_課題の目標_
リーダーシップに関する文章の「1. さまざまな文明とリーダーシップ」から「こでいろんな工夫がなされる。」までを、「古代エジプト」を「古代ペルシア」に改めて書き直しなさい。

1997年12月27日土曜日

リーダーシップについての一考察

1998.12.27

1. はじめに


不透明な時代を反映してリーダーシップへの期待が高まっている。特に、このような閉塞感が強まっている時代であるから、在来型のリーダーではなく、積極果敢に変化の旋風を巻き起こす、西欧型のカリスマ豊かなリーダーを求める声が高くなっている。しかしリーダーシップとは、そのリーダーが指導する組織の形態や、その組織が所属する社会の文化風土によって自ずとそのあり方が異なってくる。現代の日本社会において、さらに総合商社という組織を想定し、求められるリーダーシップとはどのようなものか、考えてみたい。

2. 外的環境によって異なるリーダーの要件

A. 社会風土とリーダーシップ

1. さまざまな文明とリーダーシップ

リーダーシップといえば、古代エジプトのような絶対的権限を持った支配者が整備された官僚制度を通じて支配、命令し、偉大なピラミッドのような建設を行う社会におけるリーダーシップを想起する。支配者の絶対的な権力と官僚組織、被支配者の民度の低さが特徴である。文明が進歩するに連れてこのやり方では通用しなくなる。そこでいろんな工夫がなされる。

_提供資料_
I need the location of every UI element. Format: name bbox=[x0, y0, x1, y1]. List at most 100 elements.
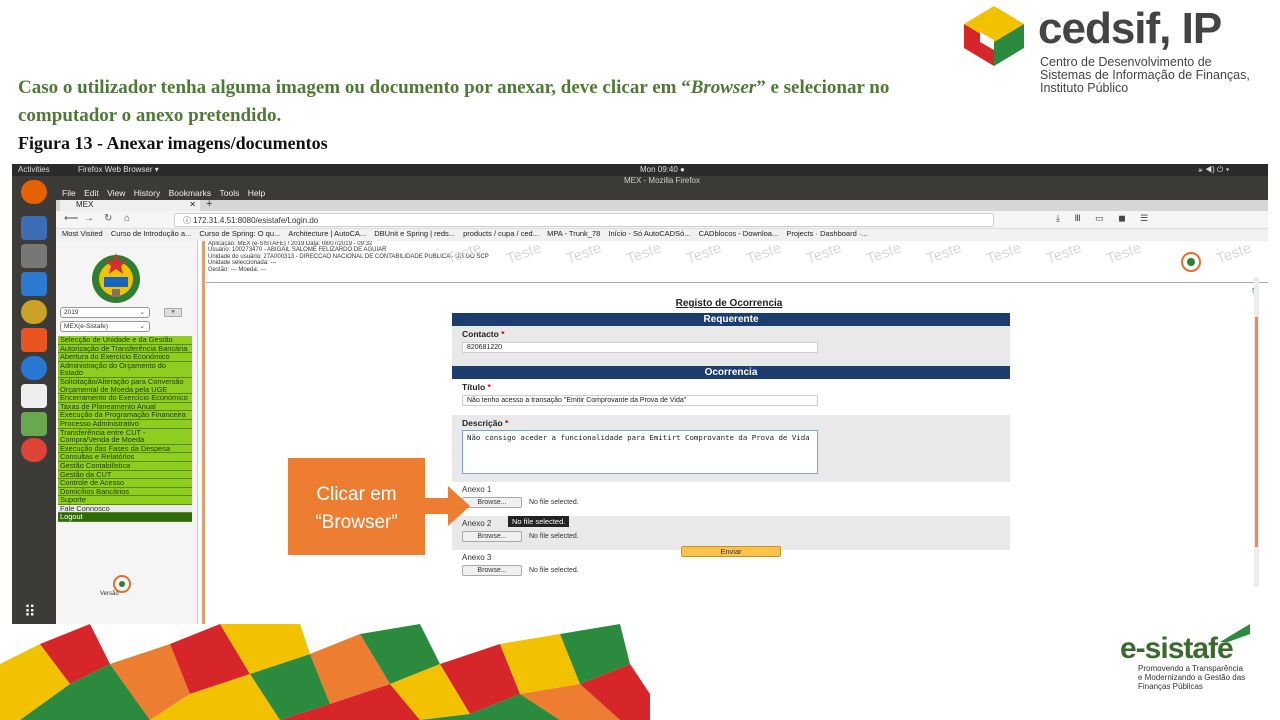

_解答例_
1. さまざまな文明とリーダーシップ

リーダーシップといえば、古代ペルシアのような絶対的権限を持った支配者が整備された官僚制度を通じて支配、命令し、偉大なピラミッドのような建設を行う社会におけるリーダーシップを想起する。支配者の絶対的な権力と官僚組織、被支配者の民度の低さが特徴である。文明が進歩するに連れてこのやり方では通用しなくなる。そこでいろんな工夫がなされる。